— Description of the task —
Please copy every line of the records below that holds the word "producenta".

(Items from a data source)
++++

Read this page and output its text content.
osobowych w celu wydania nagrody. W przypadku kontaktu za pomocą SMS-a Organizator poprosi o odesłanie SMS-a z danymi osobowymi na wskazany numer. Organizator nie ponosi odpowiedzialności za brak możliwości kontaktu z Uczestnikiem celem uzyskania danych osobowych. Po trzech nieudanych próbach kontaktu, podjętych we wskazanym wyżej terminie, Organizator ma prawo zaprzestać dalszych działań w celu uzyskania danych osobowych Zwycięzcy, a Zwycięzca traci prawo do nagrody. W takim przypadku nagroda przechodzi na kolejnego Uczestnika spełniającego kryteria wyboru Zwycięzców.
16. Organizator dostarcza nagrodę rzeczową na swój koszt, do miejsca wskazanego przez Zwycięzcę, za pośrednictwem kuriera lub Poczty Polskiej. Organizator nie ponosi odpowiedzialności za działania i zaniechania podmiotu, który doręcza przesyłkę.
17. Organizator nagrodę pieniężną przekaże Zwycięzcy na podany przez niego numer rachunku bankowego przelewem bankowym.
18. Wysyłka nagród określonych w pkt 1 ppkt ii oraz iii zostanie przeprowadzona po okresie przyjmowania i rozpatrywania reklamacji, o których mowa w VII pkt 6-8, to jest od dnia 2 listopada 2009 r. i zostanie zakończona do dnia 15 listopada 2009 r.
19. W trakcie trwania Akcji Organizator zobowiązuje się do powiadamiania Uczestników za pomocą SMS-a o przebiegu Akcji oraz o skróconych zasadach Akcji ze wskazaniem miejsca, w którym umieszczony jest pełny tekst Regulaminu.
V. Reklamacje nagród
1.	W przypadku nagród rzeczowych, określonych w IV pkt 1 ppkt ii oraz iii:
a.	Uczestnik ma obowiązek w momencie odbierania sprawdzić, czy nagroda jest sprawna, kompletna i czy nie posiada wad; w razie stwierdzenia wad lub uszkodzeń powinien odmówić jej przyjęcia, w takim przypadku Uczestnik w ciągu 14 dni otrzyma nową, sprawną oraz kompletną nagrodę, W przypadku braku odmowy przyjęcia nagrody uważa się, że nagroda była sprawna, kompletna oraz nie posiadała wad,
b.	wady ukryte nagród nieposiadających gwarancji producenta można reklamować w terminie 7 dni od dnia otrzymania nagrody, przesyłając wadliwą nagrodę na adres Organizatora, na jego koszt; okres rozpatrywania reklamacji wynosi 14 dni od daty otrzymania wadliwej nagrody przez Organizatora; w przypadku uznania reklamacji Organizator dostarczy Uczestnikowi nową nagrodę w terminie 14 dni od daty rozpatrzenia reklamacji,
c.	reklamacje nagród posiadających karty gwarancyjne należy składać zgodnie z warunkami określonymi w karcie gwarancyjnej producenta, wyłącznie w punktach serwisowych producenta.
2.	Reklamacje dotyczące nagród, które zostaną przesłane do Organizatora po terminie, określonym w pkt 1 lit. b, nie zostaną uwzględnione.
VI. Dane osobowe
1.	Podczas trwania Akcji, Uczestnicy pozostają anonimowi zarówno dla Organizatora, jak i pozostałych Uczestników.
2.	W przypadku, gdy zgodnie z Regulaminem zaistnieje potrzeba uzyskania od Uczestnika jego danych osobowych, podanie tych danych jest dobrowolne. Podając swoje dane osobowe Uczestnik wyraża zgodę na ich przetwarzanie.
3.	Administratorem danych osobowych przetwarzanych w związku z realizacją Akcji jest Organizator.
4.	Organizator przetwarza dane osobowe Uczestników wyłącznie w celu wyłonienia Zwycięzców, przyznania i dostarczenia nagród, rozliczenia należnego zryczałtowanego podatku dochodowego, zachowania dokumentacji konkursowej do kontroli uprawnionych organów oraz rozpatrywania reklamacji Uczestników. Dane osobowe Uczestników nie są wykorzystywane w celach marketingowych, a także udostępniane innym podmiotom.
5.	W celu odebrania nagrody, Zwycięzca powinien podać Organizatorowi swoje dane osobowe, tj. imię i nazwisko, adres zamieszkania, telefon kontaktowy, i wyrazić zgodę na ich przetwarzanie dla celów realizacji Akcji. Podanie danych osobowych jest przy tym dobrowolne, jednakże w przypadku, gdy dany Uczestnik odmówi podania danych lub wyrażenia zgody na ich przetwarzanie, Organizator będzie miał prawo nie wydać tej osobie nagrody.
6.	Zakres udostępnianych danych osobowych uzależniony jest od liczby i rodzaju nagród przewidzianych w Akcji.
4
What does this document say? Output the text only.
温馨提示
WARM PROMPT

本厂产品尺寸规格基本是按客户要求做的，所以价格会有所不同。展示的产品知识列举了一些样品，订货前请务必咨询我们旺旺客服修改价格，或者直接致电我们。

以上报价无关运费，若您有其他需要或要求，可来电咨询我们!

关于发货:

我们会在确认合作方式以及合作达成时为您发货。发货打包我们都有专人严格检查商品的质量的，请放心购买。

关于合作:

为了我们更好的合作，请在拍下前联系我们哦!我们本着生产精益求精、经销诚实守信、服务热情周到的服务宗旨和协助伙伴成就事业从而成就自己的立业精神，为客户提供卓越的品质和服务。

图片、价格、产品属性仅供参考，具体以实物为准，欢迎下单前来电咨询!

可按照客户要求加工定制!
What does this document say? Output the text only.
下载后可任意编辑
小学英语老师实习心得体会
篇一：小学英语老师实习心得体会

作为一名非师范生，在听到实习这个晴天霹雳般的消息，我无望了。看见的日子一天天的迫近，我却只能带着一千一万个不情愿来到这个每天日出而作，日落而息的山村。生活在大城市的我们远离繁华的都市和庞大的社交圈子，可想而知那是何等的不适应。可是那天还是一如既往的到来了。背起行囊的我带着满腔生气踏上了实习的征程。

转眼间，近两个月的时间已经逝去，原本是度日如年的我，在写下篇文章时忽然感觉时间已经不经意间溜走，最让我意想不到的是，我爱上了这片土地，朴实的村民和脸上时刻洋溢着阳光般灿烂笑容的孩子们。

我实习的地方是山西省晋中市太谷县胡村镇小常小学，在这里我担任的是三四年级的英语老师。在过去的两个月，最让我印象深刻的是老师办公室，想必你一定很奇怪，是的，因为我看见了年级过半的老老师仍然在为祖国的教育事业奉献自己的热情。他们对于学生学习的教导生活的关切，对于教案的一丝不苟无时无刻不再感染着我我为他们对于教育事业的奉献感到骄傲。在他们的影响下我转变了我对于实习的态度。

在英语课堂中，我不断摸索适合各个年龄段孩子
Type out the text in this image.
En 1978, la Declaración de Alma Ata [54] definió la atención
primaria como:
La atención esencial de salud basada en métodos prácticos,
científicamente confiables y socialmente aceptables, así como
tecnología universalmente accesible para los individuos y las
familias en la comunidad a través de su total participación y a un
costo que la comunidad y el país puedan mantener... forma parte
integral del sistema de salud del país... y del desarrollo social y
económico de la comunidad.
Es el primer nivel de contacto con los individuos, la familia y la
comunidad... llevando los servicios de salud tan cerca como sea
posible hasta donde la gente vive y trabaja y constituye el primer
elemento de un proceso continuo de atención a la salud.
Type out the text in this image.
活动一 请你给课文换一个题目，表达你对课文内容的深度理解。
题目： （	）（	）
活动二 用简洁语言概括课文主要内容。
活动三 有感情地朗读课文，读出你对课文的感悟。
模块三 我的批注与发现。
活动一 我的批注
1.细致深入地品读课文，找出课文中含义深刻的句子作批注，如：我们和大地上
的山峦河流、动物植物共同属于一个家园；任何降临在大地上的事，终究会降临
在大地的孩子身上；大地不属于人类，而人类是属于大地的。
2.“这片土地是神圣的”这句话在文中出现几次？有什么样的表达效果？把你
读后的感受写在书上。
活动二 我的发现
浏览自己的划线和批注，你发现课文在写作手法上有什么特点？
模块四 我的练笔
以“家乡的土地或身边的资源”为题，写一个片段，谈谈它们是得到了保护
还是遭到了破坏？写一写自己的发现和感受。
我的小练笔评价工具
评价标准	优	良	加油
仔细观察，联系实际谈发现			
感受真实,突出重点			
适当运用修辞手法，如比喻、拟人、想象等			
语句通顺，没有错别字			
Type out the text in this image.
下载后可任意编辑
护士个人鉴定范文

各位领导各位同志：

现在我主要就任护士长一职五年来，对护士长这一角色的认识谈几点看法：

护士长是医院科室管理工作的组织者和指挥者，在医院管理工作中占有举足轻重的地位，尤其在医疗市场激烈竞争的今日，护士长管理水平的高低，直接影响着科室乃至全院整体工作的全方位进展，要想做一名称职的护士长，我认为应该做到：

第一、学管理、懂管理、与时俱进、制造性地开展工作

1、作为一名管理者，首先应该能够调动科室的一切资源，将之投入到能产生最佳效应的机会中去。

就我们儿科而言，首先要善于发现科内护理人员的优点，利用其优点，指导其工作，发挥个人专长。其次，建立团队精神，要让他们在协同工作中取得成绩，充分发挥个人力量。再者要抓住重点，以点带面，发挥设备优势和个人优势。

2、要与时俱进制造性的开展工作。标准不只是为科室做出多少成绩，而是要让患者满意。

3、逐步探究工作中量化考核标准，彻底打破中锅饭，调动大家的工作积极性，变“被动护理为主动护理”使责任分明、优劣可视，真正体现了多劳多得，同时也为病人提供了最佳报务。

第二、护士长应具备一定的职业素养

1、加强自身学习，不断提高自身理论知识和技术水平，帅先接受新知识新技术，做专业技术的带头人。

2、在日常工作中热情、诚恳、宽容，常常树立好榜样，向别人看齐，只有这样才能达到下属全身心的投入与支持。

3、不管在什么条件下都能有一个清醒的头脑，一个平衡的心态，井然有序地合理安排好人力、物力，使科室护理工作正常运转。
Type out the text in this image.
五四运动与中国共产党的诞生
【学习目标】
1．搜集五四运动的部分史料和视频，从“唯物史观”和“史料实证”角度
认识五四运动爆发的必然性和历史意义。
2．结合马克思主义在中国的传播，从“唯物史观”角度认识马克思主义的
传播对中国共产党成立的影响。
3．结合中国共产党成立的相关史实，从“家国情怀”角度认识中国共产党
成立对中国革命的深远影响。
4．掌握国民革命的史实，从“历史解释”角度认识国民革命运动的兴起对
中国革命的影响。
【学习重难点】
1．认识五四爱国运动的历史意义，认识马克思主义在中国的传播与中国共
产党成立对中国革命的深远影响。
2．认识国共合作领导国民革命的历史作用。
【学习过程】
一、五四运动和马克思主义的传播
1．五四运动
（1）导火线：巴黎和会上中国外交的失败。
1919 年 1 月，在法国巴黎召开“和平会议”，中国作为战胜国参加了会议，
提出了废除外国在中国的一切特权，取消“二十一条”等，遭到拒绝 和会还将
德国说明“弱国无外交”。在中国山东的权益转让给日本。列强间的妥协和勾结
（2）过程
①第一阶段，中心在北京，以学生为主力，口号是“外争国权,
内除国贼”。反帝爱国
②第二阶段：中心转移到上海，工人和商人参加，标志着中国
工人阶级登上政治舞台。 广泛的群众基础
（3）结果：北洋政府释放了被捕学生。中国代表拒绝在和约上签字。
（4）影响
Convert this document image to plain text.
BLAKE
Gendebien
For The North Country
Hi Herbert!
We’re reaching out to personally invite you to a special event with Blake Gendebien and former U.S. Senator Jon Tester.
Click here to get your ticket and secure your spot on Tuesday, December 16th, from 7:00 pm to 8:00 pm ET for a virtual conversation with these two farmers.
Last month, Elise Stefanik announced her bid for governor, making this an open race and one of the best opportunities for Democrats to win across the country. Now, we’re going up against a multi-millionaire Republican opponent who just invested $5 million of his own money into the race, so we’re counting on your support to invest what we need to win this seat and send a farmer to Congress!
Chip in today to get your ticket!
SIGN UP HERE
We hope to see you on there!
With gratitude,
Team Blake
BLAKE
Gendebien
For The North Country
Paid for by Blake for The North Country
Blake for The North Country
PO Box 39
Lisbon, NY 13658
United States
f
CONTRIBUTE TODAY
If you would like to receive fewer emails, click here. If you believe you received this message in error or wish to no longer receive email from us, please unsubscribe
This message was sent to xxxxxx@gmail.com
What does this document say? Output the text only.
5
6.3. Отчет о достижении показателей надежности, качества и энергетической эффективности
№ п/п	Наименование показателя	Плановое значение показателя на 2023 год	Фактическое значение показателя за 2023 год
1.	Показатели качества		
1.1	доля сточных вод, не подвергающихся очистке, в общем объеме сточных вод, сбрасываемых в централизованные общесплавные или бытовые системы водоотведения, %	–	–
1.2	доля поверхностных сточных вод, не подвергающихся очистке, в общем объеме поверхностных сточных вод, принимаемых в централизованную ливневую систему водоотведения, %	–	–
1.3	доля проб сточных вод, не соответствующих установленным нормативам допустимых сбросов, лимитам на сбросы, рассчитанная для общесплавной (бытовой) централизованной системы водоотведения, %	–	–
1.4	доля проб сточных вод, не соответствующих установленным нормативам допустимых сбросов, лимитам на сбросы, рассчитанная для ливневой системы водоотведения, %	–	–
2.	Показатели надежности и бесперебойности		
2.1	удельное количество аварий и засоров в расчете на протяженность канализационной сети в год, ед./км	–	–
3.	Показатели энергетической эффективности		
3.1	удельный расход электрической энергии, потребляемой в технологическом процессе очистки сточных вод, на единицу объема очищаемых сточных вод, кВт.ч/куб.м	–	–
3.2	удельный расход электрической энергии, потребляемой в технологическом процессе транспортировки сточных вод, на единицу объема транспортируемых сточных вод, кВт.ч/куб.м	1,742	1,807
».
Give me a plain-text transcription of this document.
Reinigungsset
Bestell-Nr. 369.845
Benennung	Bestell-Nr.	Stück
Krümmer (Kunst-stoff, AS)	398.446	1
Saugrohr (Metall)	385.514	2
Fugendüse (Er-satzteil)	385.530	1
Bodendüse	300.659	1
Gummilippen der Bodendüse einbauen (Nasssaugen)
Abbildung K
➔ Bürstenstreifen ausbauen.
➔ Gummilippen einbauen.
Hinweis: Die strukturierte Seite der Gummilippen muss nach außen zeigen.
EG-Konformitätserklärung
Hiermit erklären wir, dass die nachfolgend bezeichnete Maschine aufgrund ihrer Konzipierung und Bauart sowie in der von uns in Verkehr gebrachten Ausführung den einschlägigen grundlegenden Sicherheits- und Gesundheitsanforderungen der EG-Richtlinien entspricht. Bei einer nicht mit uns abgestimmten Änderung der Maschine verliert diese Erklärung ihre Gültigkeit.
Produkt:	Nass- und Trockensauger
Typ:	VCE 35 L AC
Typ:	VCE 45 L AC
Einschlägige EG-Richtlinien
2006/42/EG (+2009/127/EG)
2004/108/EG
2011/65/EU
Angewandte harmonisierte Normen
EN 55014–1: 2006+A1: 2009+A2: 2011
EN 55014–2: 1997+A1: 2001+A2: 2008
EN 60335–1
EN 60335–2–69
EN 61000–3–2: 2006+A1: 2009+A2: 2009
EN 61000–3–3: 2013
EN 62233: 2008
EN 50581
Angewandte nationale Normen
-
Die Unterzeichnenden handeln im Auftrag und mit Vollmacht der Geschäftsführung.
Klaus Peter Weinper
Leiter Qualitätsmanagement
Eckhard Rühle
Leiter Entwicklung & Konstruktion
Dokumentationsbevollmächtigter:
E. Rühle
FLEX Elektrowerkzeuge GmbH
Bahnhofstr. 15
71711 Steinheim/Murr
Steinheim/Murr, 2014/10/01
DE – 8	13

++++

— The answer —
b.	wady ukryte nagród nieposiadających gwarancji producenta można reklamować w terminie 7 dni od dnia otrzymania nagrody, przesyłając wadliwą nagrodę na adres Organizatora, na jego koszt; okres rozpatrywania reklamacji wynosi 14 dni od daty otrzymania wadliwej nagrody przez Organizatora; w przypadku uznania reklamacji Organizator dostarczy Uczestnikowi nową nagrodę w terminie 14 dni od daty rozpatrzenia reklamacji,
c.	reklamacje nagród posiadających karty gwarancyjne należy składać zgodnie z warunkami określonymi w karcie gwarancyjnej producenta, wyłącznie w punktach serwisowych producenta.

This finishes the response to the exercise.